__Short problem__. Copy out each line featuring the string "this" from the entries beneath.

BEGIN Excerpted data

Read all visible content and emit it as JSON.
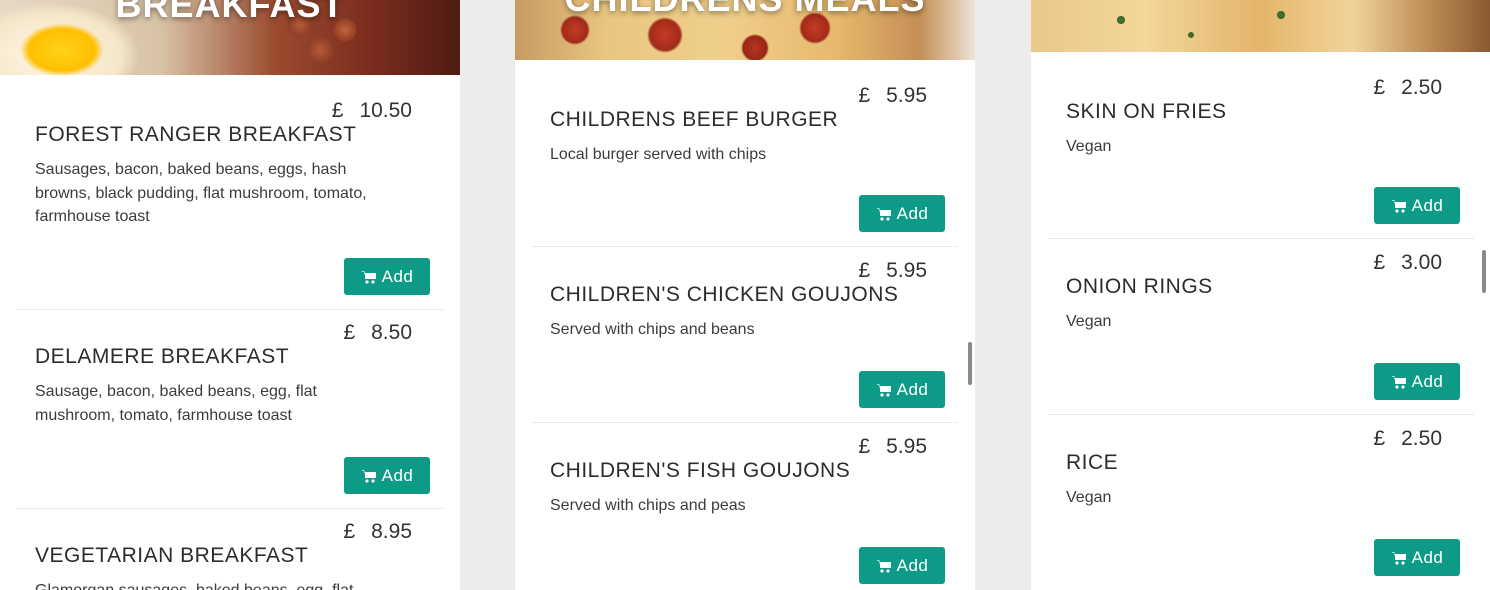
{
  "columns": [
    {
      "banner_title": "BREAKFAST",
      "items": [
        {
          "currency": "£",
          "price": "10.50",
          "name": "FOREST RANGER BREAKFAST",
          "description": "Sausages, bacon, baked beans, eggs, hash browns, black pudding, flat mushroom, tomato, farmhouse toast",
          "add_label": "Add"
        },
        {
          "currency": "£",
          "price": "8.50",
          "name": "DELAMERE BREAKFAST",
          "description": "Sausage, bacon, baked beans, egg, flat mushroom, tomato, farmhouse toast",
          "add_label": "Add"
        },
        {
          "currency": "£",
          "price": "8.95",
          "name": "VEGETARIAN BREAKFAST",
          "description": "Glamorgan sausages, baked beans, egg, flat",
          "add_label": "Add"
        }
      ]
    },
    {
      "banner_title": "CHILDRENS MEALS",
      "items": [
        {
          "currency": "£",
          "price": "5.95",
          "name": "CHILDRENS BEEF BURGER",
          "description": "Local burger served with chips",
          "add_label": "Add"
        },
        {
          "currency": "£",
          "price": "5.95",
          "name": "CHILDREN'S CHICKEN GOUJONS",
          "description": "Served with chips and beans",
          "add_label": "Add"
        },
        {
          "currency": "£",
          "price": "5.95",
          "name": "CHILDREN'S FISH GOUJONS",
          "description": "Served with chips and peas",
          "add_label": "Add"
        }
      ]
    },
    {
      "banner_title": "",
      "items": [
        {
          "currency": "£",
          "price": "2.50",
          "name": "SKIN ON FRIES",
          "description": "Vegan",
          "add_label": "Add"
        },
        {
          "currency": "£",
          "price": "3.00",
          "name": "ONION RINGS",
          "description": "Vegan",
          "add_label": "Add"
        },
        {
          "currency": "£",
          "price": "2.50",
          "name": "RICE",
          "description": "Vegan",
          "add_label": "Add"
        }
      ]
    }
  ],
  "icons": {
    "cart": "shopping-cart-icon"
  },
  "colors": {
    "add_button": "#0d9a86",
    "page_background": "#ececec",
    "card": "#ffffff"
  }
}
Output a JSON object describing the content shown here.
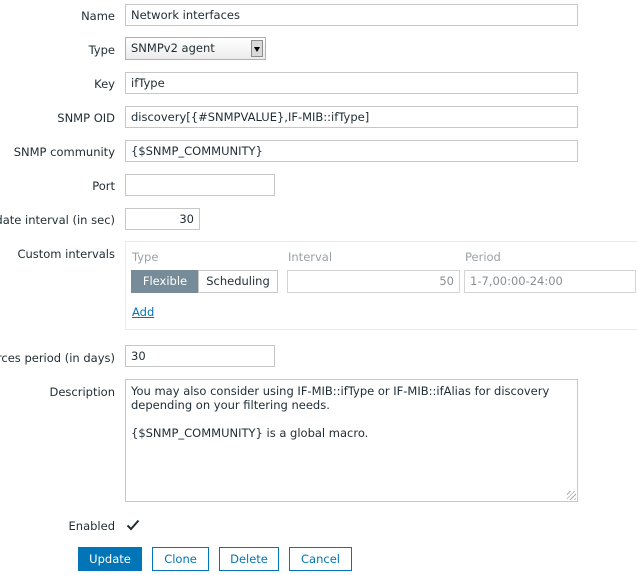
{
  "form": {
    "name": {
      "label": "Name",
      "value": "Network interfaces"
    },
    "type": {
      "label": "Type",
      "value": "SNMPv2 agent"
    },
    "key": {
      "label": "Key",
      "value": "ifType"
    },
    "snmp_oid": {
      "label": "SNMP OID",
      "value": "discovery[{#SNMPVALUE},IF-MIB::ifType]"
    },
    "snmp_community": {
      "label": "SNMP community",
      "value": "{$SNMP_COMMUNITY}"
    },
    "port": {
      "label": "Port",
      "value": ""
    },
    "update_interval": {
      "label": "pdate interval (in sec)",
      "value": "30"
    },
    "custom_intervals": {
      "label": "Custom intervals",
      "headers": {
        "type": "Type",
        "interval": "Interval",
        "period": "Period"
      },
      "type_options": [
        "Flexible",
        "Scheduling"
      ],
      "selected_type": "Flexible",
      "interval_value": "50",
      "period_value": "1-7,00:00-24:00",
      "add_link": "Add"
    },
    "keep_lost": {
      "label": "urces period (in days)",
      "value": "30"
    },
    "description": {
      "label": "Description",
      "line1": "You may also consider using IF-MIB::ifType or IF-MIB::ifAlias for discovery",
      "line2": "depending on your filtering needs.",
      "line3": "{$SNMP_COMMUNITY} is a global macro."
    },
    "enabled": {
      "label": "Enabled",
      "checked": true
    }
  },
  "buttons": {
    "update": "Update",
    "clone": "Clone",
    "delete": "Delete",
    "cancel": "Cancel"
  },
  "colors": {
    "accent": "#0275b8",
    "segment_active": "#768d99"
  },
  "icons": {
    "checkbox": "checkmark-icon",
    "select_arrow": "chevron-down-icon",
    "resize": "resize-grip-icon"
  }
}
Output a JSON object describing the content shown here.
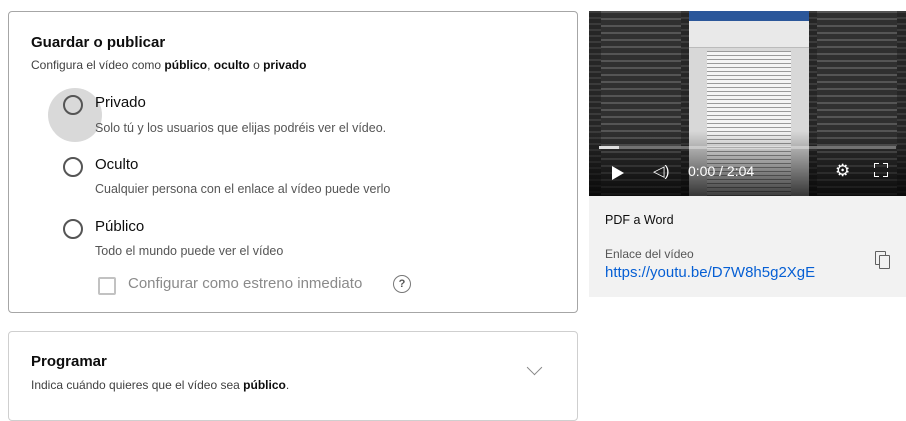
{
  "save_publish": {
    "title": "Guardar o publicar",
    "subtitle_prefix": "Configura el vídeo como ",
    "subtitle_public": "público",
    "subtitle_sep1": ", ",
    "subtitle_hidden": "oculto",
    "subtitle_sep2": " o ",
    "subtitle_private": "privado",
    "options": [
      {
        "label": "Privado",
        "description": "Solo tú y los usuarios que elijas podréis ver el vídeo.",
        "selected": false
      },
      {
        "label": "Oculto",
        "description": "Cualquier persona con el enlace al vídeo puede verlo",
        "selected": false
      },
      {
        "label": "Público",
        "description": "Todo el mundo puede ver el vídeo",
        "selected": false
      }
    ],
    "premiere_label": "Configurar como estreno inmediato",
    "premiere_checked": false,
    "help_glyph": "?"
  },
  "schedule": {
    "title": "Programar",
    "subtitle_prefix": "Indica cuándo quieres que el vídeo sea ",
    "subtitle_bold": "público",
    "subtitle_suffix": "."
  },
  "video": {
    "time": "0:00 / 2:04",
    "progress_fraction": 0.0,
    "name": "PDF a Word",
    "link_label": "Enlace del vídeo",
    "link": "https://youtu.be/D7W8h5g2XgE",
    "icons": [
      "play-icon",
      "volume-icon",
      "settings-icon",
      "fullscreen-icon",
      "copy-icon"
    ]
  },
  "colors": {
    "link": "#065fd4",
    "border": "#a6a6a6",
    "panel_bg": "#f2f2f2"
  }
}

END Excerpted data
BEGIN Excerpted data

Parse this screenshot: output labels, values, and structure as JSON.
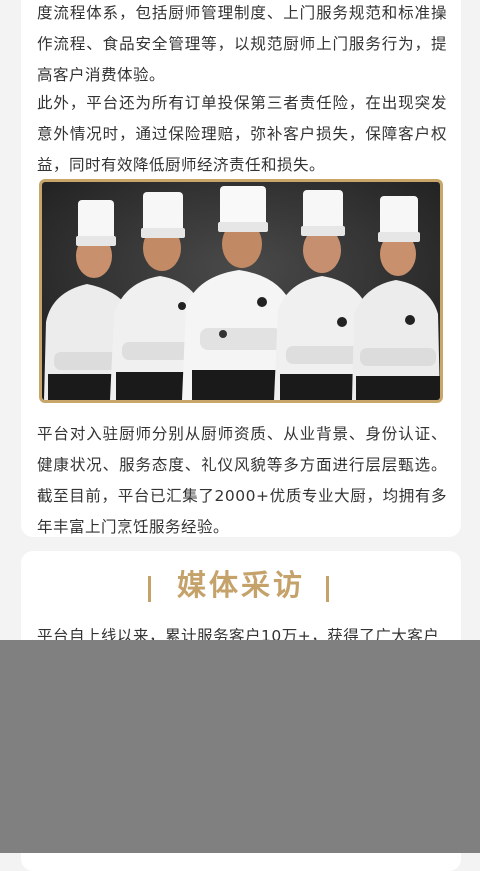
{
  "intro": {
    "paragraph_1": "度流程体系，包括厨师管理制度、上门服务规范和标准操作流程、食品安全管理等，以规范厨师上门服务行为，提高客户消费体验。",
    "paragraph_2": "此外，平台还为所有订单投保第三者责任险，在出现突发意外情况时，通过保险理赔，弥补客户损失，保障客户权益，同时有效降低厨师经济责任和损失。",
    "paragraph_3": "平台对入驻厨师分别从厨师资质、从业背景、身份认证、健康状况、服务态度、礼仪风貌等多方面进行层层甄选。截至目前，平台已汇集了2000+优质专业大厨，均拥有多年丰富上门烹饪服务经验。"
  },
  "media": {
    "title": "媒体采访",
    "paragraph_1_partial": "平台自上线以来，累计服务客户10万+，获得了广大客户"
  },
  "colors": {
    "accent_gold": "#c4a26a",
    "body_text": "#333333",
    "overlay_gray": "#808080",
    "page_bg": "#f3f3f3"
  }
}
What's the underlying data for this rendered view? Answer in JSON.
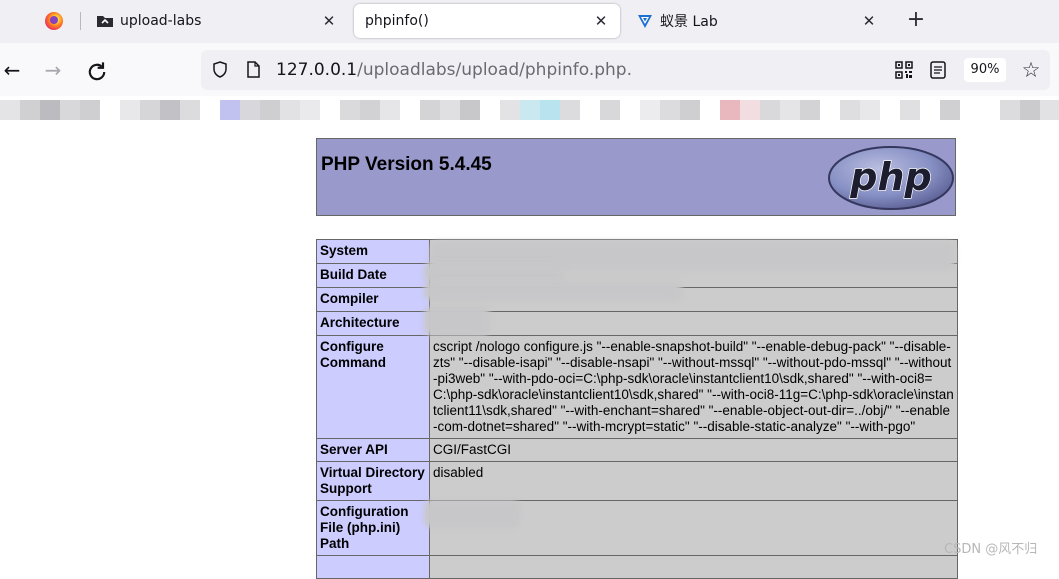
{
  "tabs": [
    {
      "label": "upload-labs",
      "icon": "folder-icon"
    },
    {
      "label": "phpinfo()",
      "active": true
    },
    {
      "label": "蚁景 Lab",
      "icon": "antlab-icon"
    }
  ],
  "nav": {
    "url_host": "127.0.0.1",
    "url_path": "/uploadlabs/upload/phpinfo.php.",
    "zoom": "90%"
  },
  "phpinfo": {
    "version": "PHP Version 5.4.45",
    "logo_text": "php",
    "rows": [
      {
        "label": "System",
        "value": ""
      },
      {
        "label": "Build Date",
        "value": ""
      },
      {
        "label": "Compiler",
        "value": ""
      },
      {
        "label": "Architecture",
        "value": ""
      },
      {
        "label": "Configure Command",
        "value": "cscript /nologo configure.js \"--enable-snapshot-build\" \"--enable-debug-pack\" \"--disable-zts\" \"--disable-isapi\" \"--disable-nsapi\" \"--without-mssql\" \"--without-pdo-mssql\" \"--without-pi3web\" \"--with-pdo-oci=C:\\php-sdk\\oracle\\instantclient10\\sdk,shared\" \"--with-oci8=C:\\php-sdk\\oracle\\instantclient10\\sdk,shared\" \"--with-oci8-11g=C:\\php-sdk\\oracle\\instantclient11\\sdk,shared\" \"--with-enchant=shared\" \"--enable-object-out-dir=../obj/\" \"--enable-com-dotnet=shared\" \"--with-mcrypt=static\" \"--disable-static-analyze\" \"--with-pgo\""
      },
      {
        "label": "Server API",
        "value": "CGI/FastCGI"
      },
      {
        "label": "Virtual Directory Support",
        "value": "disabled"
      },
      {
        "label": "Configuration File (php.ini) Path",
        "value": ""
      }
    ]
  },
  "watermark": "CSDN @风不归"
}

END Excerpted data

__Reply to the exercise__.
Parse this screenshot: output labels, values, and structure as JSON.
What's the underlying data for this rendered view? Answer in JSON.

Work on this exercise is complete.